**Work task**: Locate each line below that includes "took" and reproduce it.

**Document transcript data**:
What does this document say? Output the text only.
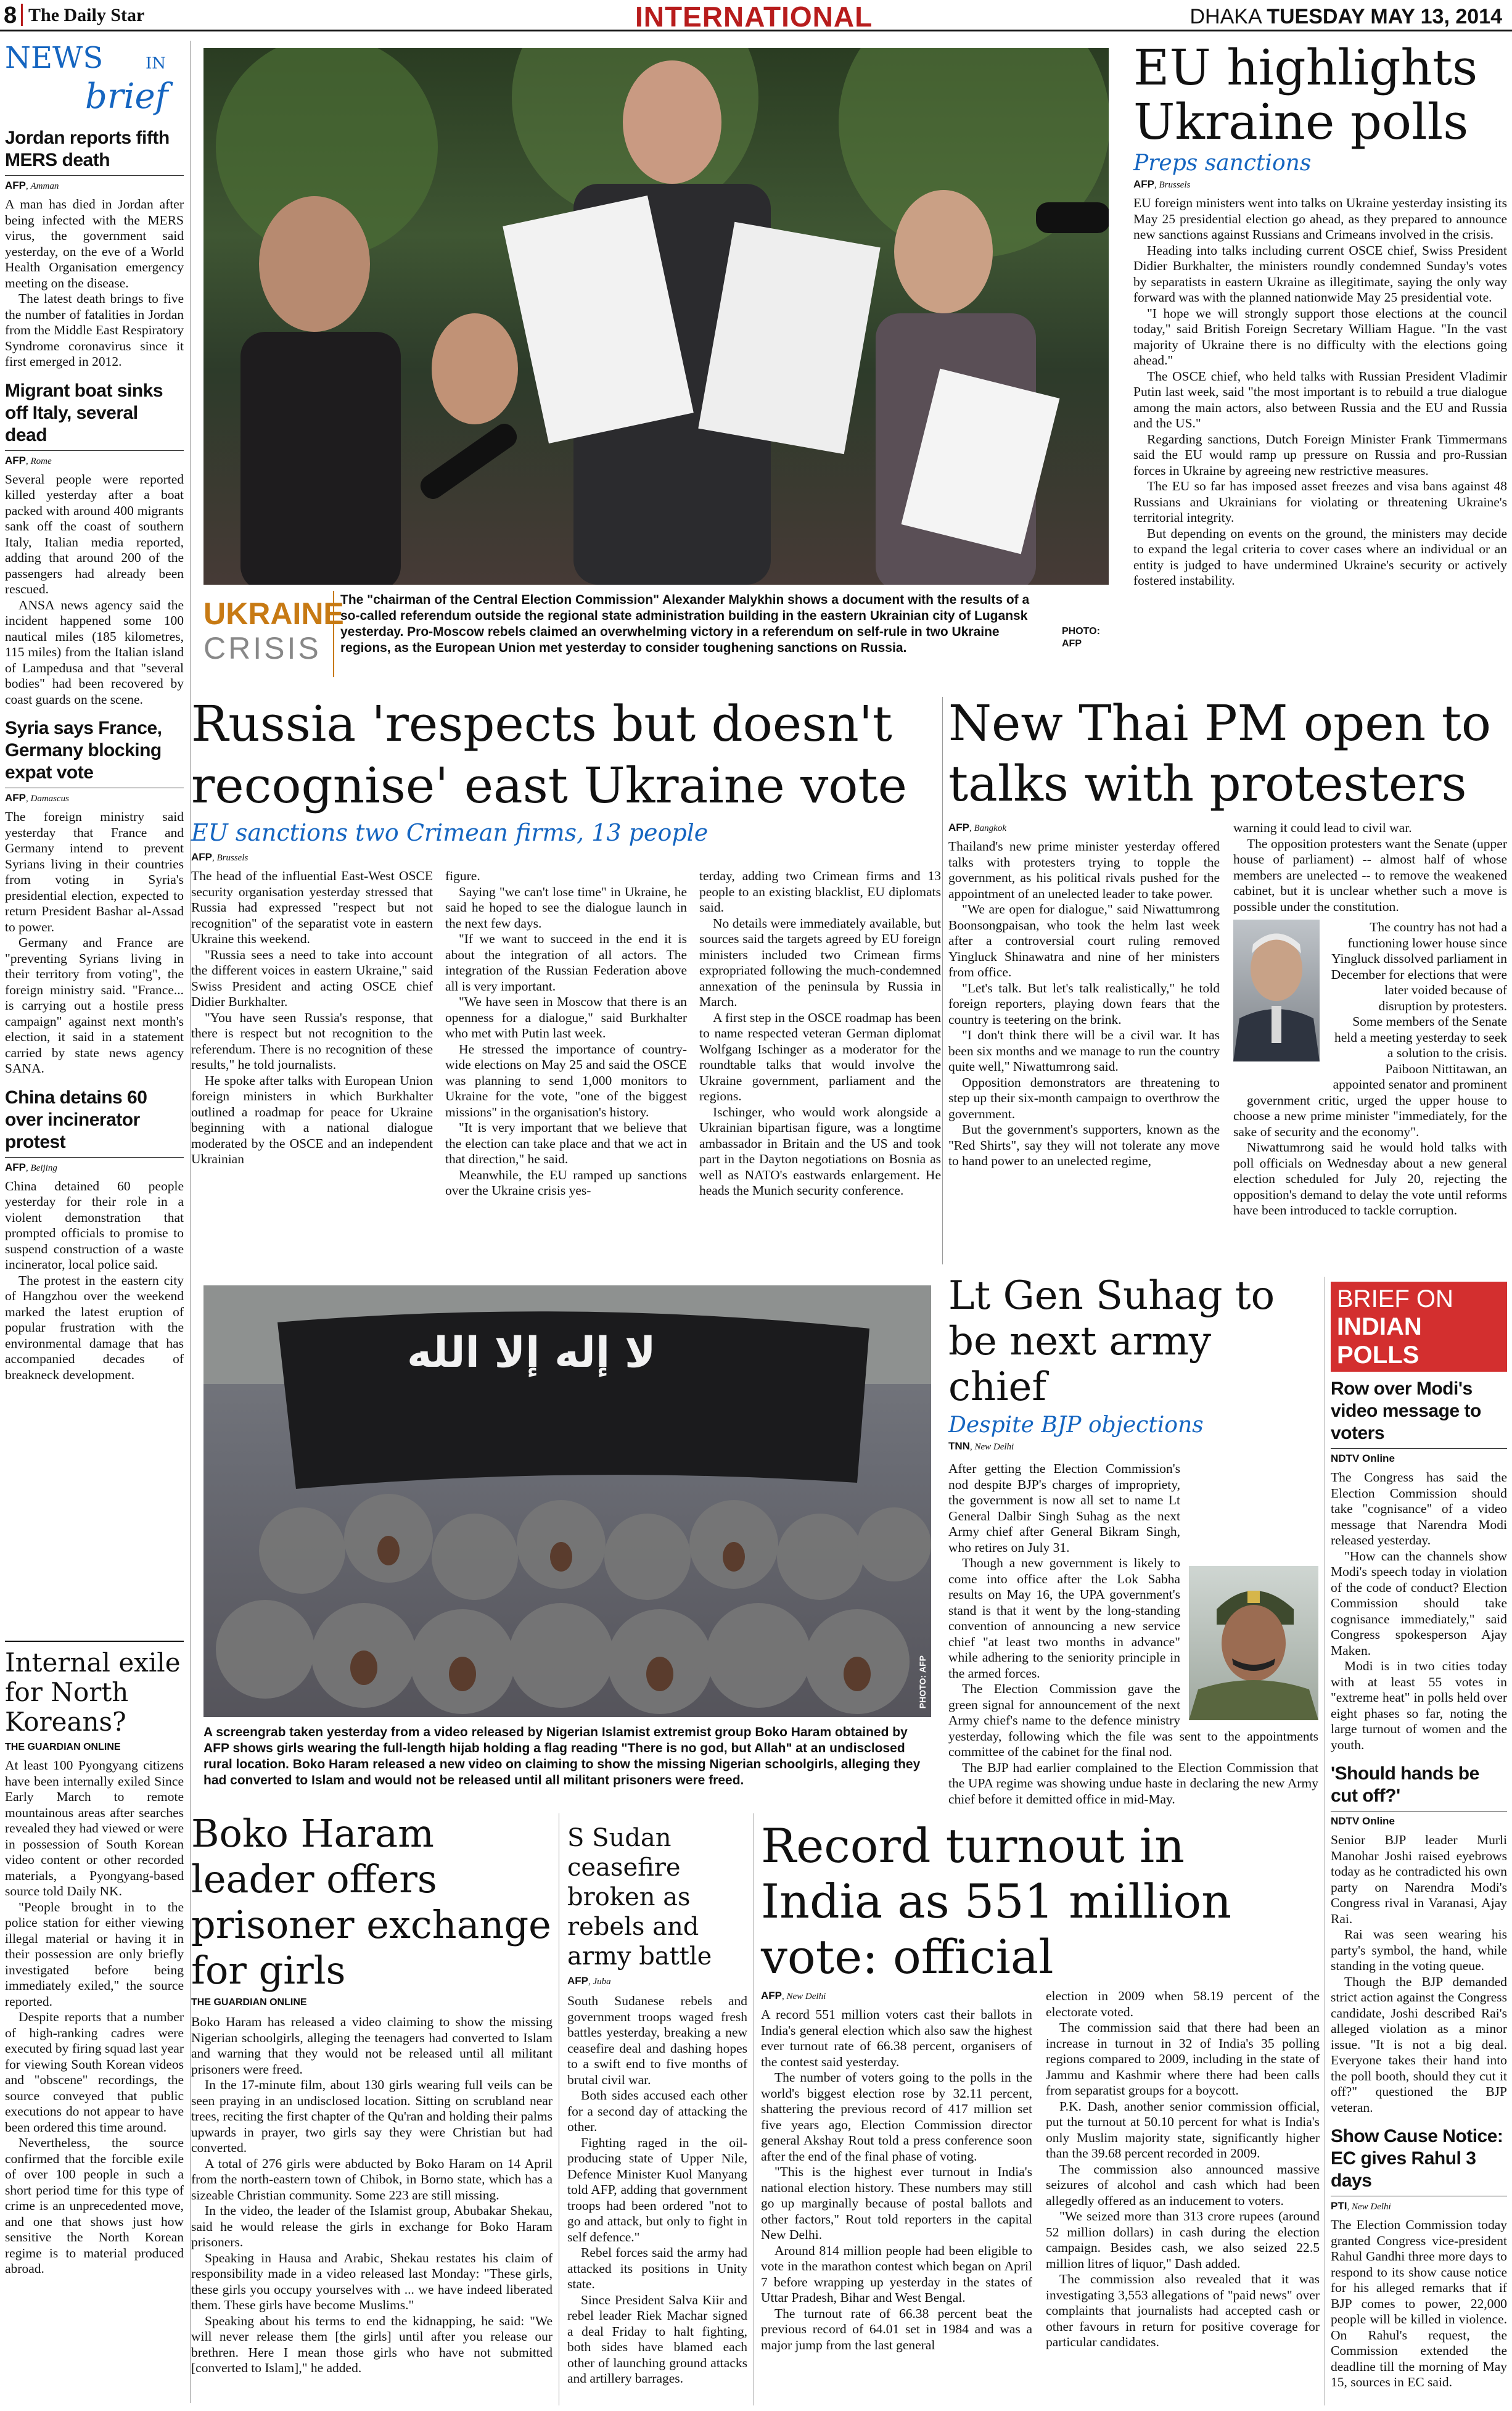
8 The Daily Star	INTERNATIONAL	DHAKA TUESDAY MAY 13, 2014
NEWS	IN
brief
Jordan reports fifth MERS death
AFP, Amman

A man has died in Jordan after being infected with the MERS virus, the government said yesterday, on the eve of a World Health Organisation emergency meeting on the disease.

The latest death brings to five the number of fatalities in Jordan from the Middle East Respiratory Syndrome coronavirus since it first emerged in 2012.

Migrant boat sinks off Italy, several dead
AFP, Rome

Several people were reported killed yesterday after a boat packed with around 400 migrants sank off the coast of southern Italy, Italian media reported, adding that around 200 of the passengers had already been rescued.

ANSA news agency said the incident happened some 100 nautical miles (185 kilometres, 115 miles) from the Italian island of Lampedusa and that "several bodies" had been recovered by coast guards on the scene.

Syria says France, Germany blocking expat vote
AFP, Damascus

The foreign ministry said yesterday that France and Germany intend to prevent Syrians living in their countries from voting in Syria's presidential election, expected to return President Bashar al-Assad to power.

Germany and France are "preventing Syrians living in their territory from voting", the foreign ministry said. "France... is carrying out a hostile press campaign" against next month's election, it said in a statement carried by state news agency SANA.

China detains 60 over incinerator protest
AFP, Beijing

China detained 60 people yesterday for their role in a violent demonstration that prompted officials to promise to suspend construction of a waste incinerator, local police said.

The protest in the eastern city of Hangzhou over the weekend marked the latest eruption of popular frustration with the environmental damage that has accompanied decades of breakneck development.

Internal exile for North Koreans?
THE GUARDIAN ONLINE

At least 100 Pyongyang citizens have been internally exiled Since Early March to remote mountainous areas after searches revealed they had viewed or were in possession of South Korean video content or other recorded materials, a Pyongyang-based source told Daily NK.

"People brought in to the police station for either viewing illegal material or having it in their possession are only briefly investigated before being immediately exiled," the source reported.

Despite reports that a number of high-ranking cadres were executed by firing squad last year for viewing South Korean videos and "obscene" recordings, the source conveyed that public executions do not appear to have been ordered this time around.

Nevertheless, the source confirmed that the forcible exile of over 100 people in such a short period time for this type of crime is an unprecedented move, and one that shows just how sensitive the North Korean regime is to material produced abroad.

UKRAINE
CRISIS
The "chairman of the Central Election Commission" Alexander Malykhin shows a document with the results of a so-called referendum outside the regional state administration building in the eastern Ukrainian city of Lugansk yesterday. Pro-Moscow rebels claimed an overwhelming victory in a referendum on self-rule in two Ukraine regions, as the European Union met yesterday to consider toughening sanctions on Russia.
PHOTO:
AFP
EU highlights Ukraine polls
Preps sanctions
AFP, Brussels

EU foreign ministers went into talks on Ukraine yesterday insisting its May 25 presidential election go ahead, as they prepared to announce new sanctions against Russians and Crimeans involved in the crisis.

Heading into talks including current OSCE chief, Swiss President Didier Burkhalter, the ministers roundly condemned Sunday's votes by separatists in eastern Ukraine as illegitimate, saying the only way forward was with the planned nationwide May 25 presidential vote.

"I hope we will strongly support those elections at the council today," said British Foreign Secretary William Hague. "In the vast majority of Ukraine there is no difficulty with the elections going ahead."

The OSCE chief, who held talks with Russian President Vladimir Putin last week, said "the most important is to rebuild a true dialogue among the main actors, also between Russia and the EU and Russia and the US."

Regarding sanctions, Dutch Foreign Minister Frank Timmermans said the EU would ramp up pressure on Russia and pro-Russian forces in Ukraine by agreeing new restrictive measures.

The EU so far has imposed asset freezes and visa bans against 48 Russians and Ukrainians for violating or threatening Ukraine's territorial integrity.

But depending on events on the ground, the ministers may decide to expand the legal criteria to cover cases where an individual or an entity is judged to have undermined Ukraine's security or actively fostered instability.

Russia 'respects but doesn't recognise' east Ukraine vote
EU sanctions two Crimean firms, 13 people
AFP, Brussels

The head of the influential East-West OSCE security organisation yesterday stressed that Russia had expressed "respect but not recognition" of the separatist vote in eastern Ukraine this weekend.

"Russia sees a need to take into account the different voices in eastern Ukraine," said Swiss President and acting OSCE chief Didier Burkhalter.

"You have seen Russia's response, that there is respect but not recognition to the referendum. There is no recognition of these results," he told journalists.

He spoke after talks with European Union foreign ministers in which Burkhalter outlined a roadmap for peace for Ukraine beginning with a national dialogue moderated by the OSCE and an independent Ukrainian

figure.

Saying "we can't lose time" in Ukraine, he said he hoped to see the dialogue launch in the next few days.

"If we want to succeed in the end it is about the integration of all actors. The integration of the Russian Federation above all is very important.

"We have seen in Moscow that there is an openness for a dialogue," said Burkhalter who met with Putin last week.

He stressed the importance of country-wide elections on May 25 and said the OSCE was planning to send 1,000 monitors to Ukraine for the vote, "one of the biggest missions" in the organisation's history.

"It is very important that we believe that the election can take place and that we act in that direction," he said.

Meanwhile, the EU ramped up sanctions over the Ukraine crisis yes-

terday, adding two Crimean firms and 13 people to an existing blacklist, EU diplomats said.

No details were immediately available, but sources said the targets agreed by EU foreign ministers included two Crimean firms expropriated following the much-condemned annexation of the peninsula by Russia in March.

A first step in the OSCE roadmap has been to name respected veteran German diplomat Wolfgang Ischinger as a moderator for the roundtable talks that would involve the Ukraine government, parliament and the regions.

Ischinger, who would work alongside a Ukrainian bipartisan figure, was a longtime ambassador in Britain and the US and took part in the Dayton negotiations on Bosnia as well as NATO's eastwards enlargement. He heads the Munich security conference.

New Thai PM open to talks with protesters
AFP, Bangkok

Thailand's new prime minister yesterday offered talks with protesters trying to topple the government, as his political rivals pushed for the appointment of an unelected leader to take power.

"We are open for dialogue," said Niwattumrong Boonsongpaisan, who took the helm last week after a controversial court ruling removed Yingluck Shinawatra and nine of her ministers from office.

"Let's talk. But let's talk realistically," he told foreign reporters, playing down fears that the country is teetering on the brink.

"I don't think there will be a civil war. It has been six months and we manage to run the country quite well," Niwattumrong said.

Opposition demonstrators are threatening to step up their six-month campaign to overthrow the government.

But the government's supporters, known as the "Red Shirts", say they will not tolerate any move to hand power to an unelected regime,

warning it could lead to civil war.

The opposition protesters want the Senate (upper house of parliament) -- almost half of whose members are unelected -- to remove the weakened cabinet, but it is unclear whether such a move is possible under the constitution.

The country has not had a functioning lower house since Yingluck dissolved parliament in December for elections that were later voided because of disruption by protesters.

Some members of the Senate held a meeting yesterday to seek a solution to the crisis.

Paiboon Nittitawan, an appointed senator and prominent

government critic, urged the upper house to choose a new prime minister "immediately, for the sake of security and the economy".

Niwattumrong said he would hold talks with poll officials on Wednesday about a new general election scheduled for July 20, rejecting the opposition's demand to delay the vote until reforms have been introduced to tackle corruption.

لا إله إلا الله
PHOTO: AFP
A screengrab taken yesterday from a video released by Nigerian Islamist extremist group Boko Haram obtained by AFP shows girls wearing the full-length hijab holding a flag reading "There is no god, but Allah" at an undisclosed rural location. Boko Haram released a new video on claiming to show the missing Nigerian schoolgirls, alleging they had converted to Islam and would not be released until all militant prisoners were freed.
Lt Gen Suhag to be next army chief
Despite BJP objections
TNN, New Delhi

After getting the Election Commission's nod despite BJP's charges of impropriety, the government is now all set to name Lt General Dalbir Singh Suhag as the next Army chief after General Bikram Singh, who retires on July 31.

Though a new government is likely to come into office after the Lok Sabha results on May 16, the UPA government's stand is that it went by the long-standing convention of announcing a new service chief "at least two months in advance" while adhering to the seniority principle in the armed forces.

The Election Commission gave the green signal for announcement of the next Army chief's name to the defence ministry yesterday, following which the file was sent to the appointments committee of the cabinet for the final nod.

The BJP had earlier complained to the Election Commission that the UPA regime was showing undue haste in declaring the new Army chief before it demitted office in mid-May.

BRIEF ON
INDIAN POLLS
Row over Modi's video message to voters
NDTV Online

The Congress has said the Election Commission should take "cognisance" of a video message that Narendra Modi released yesterday.

"How can the channels show Modi's speech today in violation of the code of conduct? Election Commission should take cognisance immediately," said Congress spokesperson Ajay Maken.

Modi is in two cities today with at least 55 votes in "extreme heat" in polls held over eight phases so far, noting the large turnout of women and the youth.

'Should hands be cut off?'
NDTV Online

Senior BJP leader Murli Manohar Joshi raised eyebrows today as he contradicted his own party on Narendra Modi's Congress rival in Varanasi, Ajay Rai.

Rai was seen wearing his party's symbol, the hand, while standing in the voting queue.

Though the BJP demanded strict action against the Congress candidate, Joshi described Rai's alleged violation as a minor issue. "It is not a big deal. Everyone takes their hand into the poll booth, should they cut it off?" questioned the BJP veteran.

Show Cause Notice: EC gives Rahul 3 days
PTI, New Delhi

The Election Commission today granted Congress vice-president Rahul Gandhi three more days to respond to its show cause notice for his alleged remarks that if BJP comes to power, 22,000 people will be killed in violence. On Rahul's request, the Commission extended the deadline till the morning of May 15, sources in EC said.

Boko Haram leader offers prisoner exchange for girls
THE GUARDIAN ONLINE

Boko Haram has released a video claiming to show the missing Nigerian schoolgirls, alleging the teenagers had converted to Islam and warning that they would not be released until all militant prisoners were freed.

In the 17-minute film, about 130 girls wearing full veils can be seen praying in an undisclosed location. Sitting on scrubland near trees, reciting the first chapter of the Qu'ran and holding their palms upwards in prayer, two girls say they were Christian but had converted.

A total of 276 girls were abducted by Boko Haram on 14 April from the north-eastern town of Chibok, in Borno state, which has a sizeable Christian community. Some 223 are still missing.

In the video, the leader of the Islamist group, Abubakar Shekau, said he would release the girls in exchange for Boko Haram prisoners.

Speaking in Hausa and Arabic, Shekau restates his claim of responsibility made in a video released last Monday: "These girls, these girls you occupy yourselves with ... we have indeed liberated them. These girls have become Muslims."

Speaking about his terms to end the kidnapping, he said: "We will never release them [the girls] until after you release our brethren. Here I mean those girls who have not submitted [converted to Islam]," he added.

S Sudan ceasefire broken as rebels and army battle
AFP, Juba

South Sudanese rebels and government troops waged fresh battles yesterday, breaking a new ceasefire deal and dashing hopes to a swift end to five months of brutal civil war.

Both sides accused each other for a second day of attacking the other.

Fighting raged in the oil-producing state of Upper Nile, Defence Minister Kuol Manyang told AFP, adding that government troops had been ordered "not to go and attack, but only to fight in self defence."

Rebel forces said the army had attacked its positions in Unity state.

Since President Salva Kiir and rebel leader Riek Machar signed a deal Friday to halt fighting, both sides have blamed each other of launching ground attacks and artillery barrages.

Record turnout in India as 551 million vote: official
AFP, New Delhi

A record 551 million voters cast their ballots in India's general election which also saw the highest ever turnout rate of 66.38 percent, organisers of the contest said yesterday.

The number of voters going to the polls in the world's biggest election rose by 32.11 percent, shattering the previous record of 417 million set five years ago, Election Commission director general Akshay Rout told a press conference soon after the end of the final phase of voting.

"This is the highest ever turnout in India's national election history. These numbers may still go up marginally because of postal ballots and other factors," Rout told reporters in the capital New Delhi.

Around 814 million people had been eligible to vote in the marathon contest which began on April 7 before wrapping up yesterday in the states of Uttar Pradesh, Bihar and West Bengal.

The turnout rate of 66.38 percent beat the previous record of 64.01 set in 1984 and was a major jump from the last general

election in 2009 when 58.19 percent of the electorate voted.

The commission said that there had been an increase in turnout in 32 of India's 35 polling regions compared to 2009, including in the state of Jammu and Kashmir where there had been calls from separatist groups for a boycott.

P.K. Dash, another senior commission official, put the turnout at 50.10 percent for what is India's only Muslim majority state, significantly higher than the 39.68 percent recorded in 2009.

The commission also announced massive seizures of alcohol and cash which had been allegedly offered as an inducement to voters.

"We seized more than 313 crore rupees (around 52 million dollars) in cash during the election campaign. Besides cash, we also seized 22.5 million litres of liquor," Dash added.

The commission also revealed that it was investigating 3,553 allegations of "paid news" over complaints that journalists had accepted cash or other favours in return for positive coverage for particular candidates.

**Result for this task**:
Ischinger, who would work alongside a Ukrainian bipartisan figure, was a longtime ambassador in Britain and the US and took part in the Dayton negotiations on Bosnia as well as NATO's eastwards enlargement. He heads the Munich security conference.
"We are open for dialogue," said Niwattumrong Boonsongpaisan, who took the helm last week after a controversial court ruling removed Yingluck Shinawatra and nine of her ministers from office.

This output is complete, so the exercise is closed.